EXERCISE TASK:
Every entry that follows needs to be repeated exactly.

PROVIDED RECORDS:
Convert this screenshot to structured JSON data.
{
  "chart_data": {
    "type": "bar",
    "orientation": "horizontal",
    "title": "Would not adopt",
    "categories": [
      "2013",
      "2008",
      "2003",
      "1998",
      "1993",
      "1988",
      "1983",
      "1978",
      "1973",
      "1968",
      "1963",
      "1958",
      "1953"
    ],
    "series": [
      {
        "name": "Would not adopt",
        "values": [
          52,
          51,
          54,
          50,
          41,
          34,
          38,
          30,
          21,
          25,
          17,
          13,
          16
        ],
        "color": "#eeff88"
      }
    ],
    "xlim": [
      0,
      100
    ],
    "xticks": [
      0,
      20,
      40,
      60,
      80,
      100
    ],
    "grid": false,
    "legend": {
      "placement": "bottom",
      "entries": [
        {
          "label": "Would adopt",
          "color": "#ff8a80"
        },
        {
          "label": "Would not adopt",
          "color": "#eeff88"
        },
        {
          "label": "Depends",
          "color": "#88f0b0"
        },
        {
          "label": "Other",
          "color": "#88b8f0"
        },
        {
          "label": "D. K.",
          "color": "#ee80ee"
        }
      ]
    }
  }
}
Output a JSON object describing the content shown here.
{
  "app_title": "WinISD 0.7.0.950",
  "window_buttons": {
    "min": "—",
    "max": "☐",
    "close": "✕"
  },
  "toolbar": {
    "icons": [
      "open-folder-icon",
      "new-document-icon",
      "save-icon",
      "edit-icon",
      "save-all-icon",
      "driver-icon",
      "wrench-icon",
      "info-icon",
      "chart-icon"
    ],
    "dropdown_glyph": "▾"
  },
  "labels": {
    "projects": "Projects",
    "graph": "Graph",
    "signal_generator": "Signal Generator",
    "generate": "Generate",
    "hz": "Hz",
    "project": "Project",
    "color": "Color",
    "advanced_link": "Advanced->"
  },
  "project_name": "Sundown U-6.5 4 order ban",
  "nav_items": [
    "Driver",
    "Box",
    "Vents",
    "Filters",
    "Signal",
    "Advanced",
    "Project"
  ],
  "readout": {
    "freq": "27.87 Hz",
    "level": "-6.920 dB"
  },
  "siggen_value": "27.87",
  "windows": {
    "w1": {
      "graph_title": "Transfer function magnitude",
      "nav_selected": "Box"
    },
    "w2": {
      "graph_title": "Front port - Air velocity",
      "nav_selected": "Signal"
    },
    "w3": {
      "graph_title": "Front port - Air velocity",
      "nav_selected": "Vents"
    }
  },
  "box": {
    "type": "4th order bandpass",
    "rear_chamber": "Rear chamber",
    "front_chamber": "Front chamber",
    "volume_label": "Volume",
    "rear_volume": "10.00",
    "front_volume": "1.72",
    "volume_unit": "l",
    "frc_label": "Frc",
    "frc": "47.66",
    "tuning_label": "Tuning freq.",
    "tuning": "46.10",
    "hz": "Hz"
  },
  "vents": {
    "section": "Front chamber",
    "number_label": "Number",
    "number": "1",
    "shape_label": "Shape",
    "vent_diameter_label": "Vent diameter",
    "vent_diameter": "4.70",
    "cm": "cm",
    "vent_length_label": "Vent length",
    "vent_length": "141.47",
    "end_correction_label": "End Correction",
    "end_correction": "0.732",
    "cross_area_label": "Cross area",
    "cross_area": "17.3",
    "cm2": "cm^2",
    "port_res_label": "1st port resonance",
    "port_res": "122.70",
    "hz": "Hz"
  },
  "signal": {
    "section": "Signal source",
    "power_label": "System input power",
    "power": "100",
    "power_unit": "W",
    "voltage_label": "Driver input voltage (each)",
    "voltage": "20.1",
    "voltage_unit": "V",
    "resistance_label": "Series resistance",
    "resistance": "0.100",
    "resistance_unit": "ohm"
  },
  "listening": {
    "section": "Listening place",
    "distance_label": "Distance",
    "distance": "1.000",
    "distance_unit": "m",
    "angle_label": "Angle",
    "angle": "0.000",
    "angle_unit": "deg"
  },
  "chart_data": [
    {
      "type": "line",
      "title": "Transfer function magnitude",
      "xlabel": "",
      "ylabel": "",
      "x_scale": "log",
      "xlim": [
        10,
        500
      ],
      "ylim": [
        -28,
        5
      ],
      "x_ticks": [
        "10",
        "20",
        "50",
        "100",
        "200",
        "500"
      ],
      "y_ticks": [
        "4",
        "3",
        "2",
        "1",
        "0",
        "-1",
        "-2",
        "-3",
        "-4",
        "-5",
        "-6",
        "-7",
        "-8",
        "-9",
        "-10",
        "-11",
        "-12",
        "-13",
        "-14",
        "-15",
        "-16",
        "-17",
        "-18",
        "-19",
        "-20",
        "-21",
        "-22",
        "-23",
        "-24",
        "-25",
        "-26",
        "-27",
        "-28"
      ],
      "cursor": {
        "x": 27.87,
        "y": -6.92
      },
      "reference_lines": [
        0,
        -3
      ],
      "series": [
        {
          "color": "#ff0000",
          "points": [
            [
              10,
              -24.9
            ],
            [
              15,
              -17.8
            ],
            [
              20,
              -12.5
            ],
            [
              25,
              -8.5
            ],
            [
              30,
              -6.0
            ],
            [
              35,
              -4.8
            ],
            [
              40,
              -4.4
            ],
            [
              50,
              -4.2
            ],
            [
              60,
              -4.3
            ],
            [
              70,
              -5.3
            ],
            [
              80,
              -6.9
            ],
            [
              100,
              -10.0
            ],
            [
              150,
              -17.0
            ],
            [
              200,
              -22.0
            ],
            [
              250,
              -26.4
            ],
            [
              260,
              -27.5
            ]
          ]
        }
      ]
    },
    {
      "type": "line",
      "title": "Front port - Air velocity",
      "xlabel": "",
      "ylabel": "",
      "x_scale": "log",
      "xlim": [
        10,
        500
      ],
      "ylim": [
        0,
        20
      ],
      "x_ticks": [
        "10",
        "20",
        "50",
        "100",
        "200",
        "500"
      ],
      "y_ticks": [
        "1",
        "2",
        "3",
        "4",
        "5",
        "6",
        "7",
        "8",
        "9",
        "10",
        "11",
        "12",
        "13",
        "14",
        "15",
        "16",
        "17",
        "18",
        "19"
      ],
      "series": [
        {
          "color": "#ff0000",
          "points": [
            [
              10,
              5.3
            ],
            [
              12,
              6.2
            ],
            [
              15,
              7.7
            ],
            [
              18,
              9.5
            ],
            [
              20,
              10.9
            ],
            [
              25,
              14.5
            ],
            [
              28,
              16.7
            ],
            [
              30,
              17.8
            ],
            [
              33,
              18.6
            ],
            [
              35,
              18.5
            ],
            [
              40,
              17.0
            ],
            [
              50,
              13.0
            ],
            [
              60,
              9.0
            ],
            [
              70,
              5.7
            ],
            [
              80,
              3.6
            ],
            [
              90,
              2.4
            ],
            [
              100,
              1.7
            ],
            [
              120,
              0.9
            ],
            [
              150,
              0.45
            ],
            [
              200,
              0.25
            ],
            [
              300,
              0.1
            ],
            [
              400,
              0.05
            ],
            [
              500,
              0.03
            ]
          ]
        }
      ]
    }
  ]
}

RESPONSE FOR THIS EXERCISE:
Convert this screenshot to structured JSON data.
{
  "chart_data": {
    "type": "bar",
    "orientation": "horizontal",
    "title": "Would not adopt",
    "categories": [
      "2013",
      "2008",
      "2003",
      "1998",
      "1993",
      "1988",
      "1983",
      "1978",
      "1973",
      "1968",
      "1963",
      "1958",
      "1953"
    ],
    "series": [
      {
        "name": "Would not adopt",
        "values": [
          52,
          51,
          54,
          50,
          41,
          34,
          38,
          30,
          21,
          25,
          17,
          13,
          16
        ],
        "color": "#eeff88"
      }
    ],
    "xlim": [
      0,
      100
    ],
    "xticks": [
      0,
      20,
      40,
      60,
      80,
      100
    ],
    "grid": false,
    "legend": {
      "placement": "bottom",
      "entries": [
        {
          "label": "Would adopt",
          "color": "#ff8a80"
        },
        {
          "label": "Would not adopt",
          "color": "#eeff88"
        },
        {
          "label": "Depends",
          "color": "#88f0b0"
        },
        {
          "label": "Other",
          "color": "#88b8f0"
        },
        {
          "label": "D. K.",
          "color": "#ee80ee"
        }
      ]
    }
  }
}
Output a JSON object describing the content shown here.
{
  "app_title": "WinISD 0.7.0.950",
  "window_buttons": {
    "min": "—",
    "max": "☐",
    "close": "✕"
  },
  "toolbar": {
    "icons": [
      "open-folder-icon",
      "new-document-icon",
      "save-icon",
      "edit-icon",
      "save-all-icon",
      "driver-icon",
      "wrench-icon",
      "info-icon",
      "chart-icon"
    ],
    "dropdown_glyph": "▾"
  },
  "labels": {
    "projects": "Projects",
    "graph": "Graph",
    "signal_generator": "Signal Generator",
    "generate": "Generate",
    "hz": "Hz",
    "project": "Project",
    "color": "Color",
    "advanced_link": "Advanced->"
  },
  "project_name": "Sundown U-6.5 4 order ban",
  "nav_items": [
    "Driver",
    "Box",
    "Vents",
    "Filters",
    "Signal",
    "Advanced",
    "Project"
  ],
  "readout": {
    "freq": "27.87 Hz",
    "level": "-6.920 dB"
  },
  "siggen_value": "27.87",
  "windows": {
    "w1": {
      "graph_title": "Transfer function magnitude",
      "nav_selected": "Box"
    },
    "w2": {
      "graph_title": "Front port - Air velocity",
      "nav_selected": "Signal"
    },
    "w3": {
      "graph_title": "Front port - Air velocity",
      "nav_selected": "Vents"
    }
  },
  "box": {
    "type": "4th order bandpass",
    "rear_chamber": "Rear chamber",
    "front_chamber": "Front chamber",
    "volume_label": "Volume",
    "rear_volume": "10.00",
    "front_volume": "1.72",
    "volume_unit": "l",
    "frc_label": "Frc",
    "frc": "47.66",
    "tuning_label": "Tuning freq.",
    "tuning": "46.10",
    "hz": "Hz"
  },
  "vents": {
    "section": "Front chamber",
    "number_label": "Number",
    "number": "1",
    "shape_label": "Shape",
    "vent_diameter_label": "Vent diameter",
    "vent_diameter": "4.70",
    "cm": "cm",
    "vent_length_label": "Vent length",
    "vent_length": "141.47",
    "end_correction_label": "End Correction",
    "end_correction": "0.732",
    "cross_area_label": "Cross area",
    "cross_area": "17.3",
    "cm2": "cm^2",
    "port_res_label": "1st port resonance",
    "port_res": "122.70",
    "hz": "Hz"
  },
  "signal": {
    "section": "Signal source",
    "power_label": "System input power",
    "power": "100",
    "power_unit": "W",
    "voltage_label": "Driver input voltage (each)",
    "voltage": "20.1",
    "voltage_unit": "V",
    "resistance_label": "Series resistance",
    "resistance": "0.100",
    "resistance_unit": "ohm"
  },
  "listening": {
    "section": "Listening place",
    "distance_label": "Distance",
    "distance": "1.000",
    "distance_unit": "m",
    "angle_label": "Angle",
    "angle": "0.000",
    "angle_unit": "deg"
  },
  "chart_data": [
    {
      "type": "line",
      "title": "Transfer function magnitude",
      "xlabel": "",
      "ylabel": "",
      "x_scale": "log",
      "xlim": [
        10,
        500
      ],
      "ylim": [
        -28,
        5
      ],
      "x_ticks": [
        "10",
        "20",
        "50",
        "100",
        "200",
        "500"
      ],
      "y_ticks": [
        "4",
        "3",
        "2",
        "1",
        "0",
        "-1",
        "-2",
        "-3",
        "-4",
        "-5",
        "-6",
        "-7",
        "-8",
        "-9",
        "-10",
        "-11",
        "-12",
        "-13",
        "-14",
        "-15",
        "-16",
        "-17",
        "-18",
        "-19",
        "-20",
        "-21",
        "-22",
        "-23",
        "-24",
        "-25",
        "-26",
        "-27",
        "-28"
      ],
      "cursor": {
        "x": 27.87,
        "y": -6.92
      },
      "reference_lines": [
        0,
        -3
      ],
      "series": [
        {
          "color": "#ff0000",
          "points": [
            [
              10,
              -24.9
            ],
            [
              15,
              -17.8
            ],
            [
              20,
              -12.5
            ],
            [
              25,
              -8.5
            ],
            [
              30,
              -6.0
            ],
            [
              35,
              -4.8
            ],
            [
              40,
              -4.4
            ],
            [
              50,
              -4.2
            ],
            [
              60,
              -4.3
            ],
            [
              70,
              -5.3
            ],
            [
              80,
              -6.9
            ],
            [
              100,
              -10.0
            ],
            [
              150,
              -17.0
            ],
            [
              200,
              -22.0
            ],
            [
              250,
              -26.4
            ],
            [
              260,
              -27.5
            ]
          ]
        }
      ]
    },
    {
      "type": "line",
      "title": "Front port - Air velocity",
      "xlabel": "",
      "ylabel": "",
      "x_scale": "log",
      "xlim": [
        10,
        500
      ],
      "ylim": [
        0,
        20
      ],
      "x_ticks": [
        "10",
        "20",
        "50",
        "100",
        "200",
        "500"
      ],
      "y_ticks": [
        "1",
        "2",
        "3",
        "4",
        "5",
        "6",
        "7",
        "8",
        "9",
        "10",
        "11",
        "12",
        "13",
        "14",
        "15",
        "16",
        "17",
        "18",
        "19"
      ],
      "series": [
        {
          "color": "#ff0000",
          "points": [
            [
              10,
              5.3
            ],
            [
              12,
              6.2
            ],
            [
              15,
              7.7
            ],
            [
              18,
              9.5
            ],
            [
              20,
              10.9
            ],
            [
              25,
              14.5
            ],
            [
              28,
              16.7
            ],
            [
              30,
              17.8
            ],
            [
              33,
              18.6
            ],
            [
              35,
              18.5
            ],
            [
              40,
              17.0
            ],
            [
              50,
              13.0
            ],
            [
              60,
              9.0
            ],
            [
              70,
              5.7
            ],
            [
              80,
              3.6
            ],
            [
              90,
              2.4
            ],
            [
              100,
              1.7
            ],
            [
              120,
              0.9
            ],
            [
              150,
              0.45
            ],
            [
              200,
              0.25
            ],
            [
              300,
              0.1
            ],
            [
              400,
              0.05
            ],
            [
              500,
              0.03
            ]
          ]
        }
      ]
    }
  ]
}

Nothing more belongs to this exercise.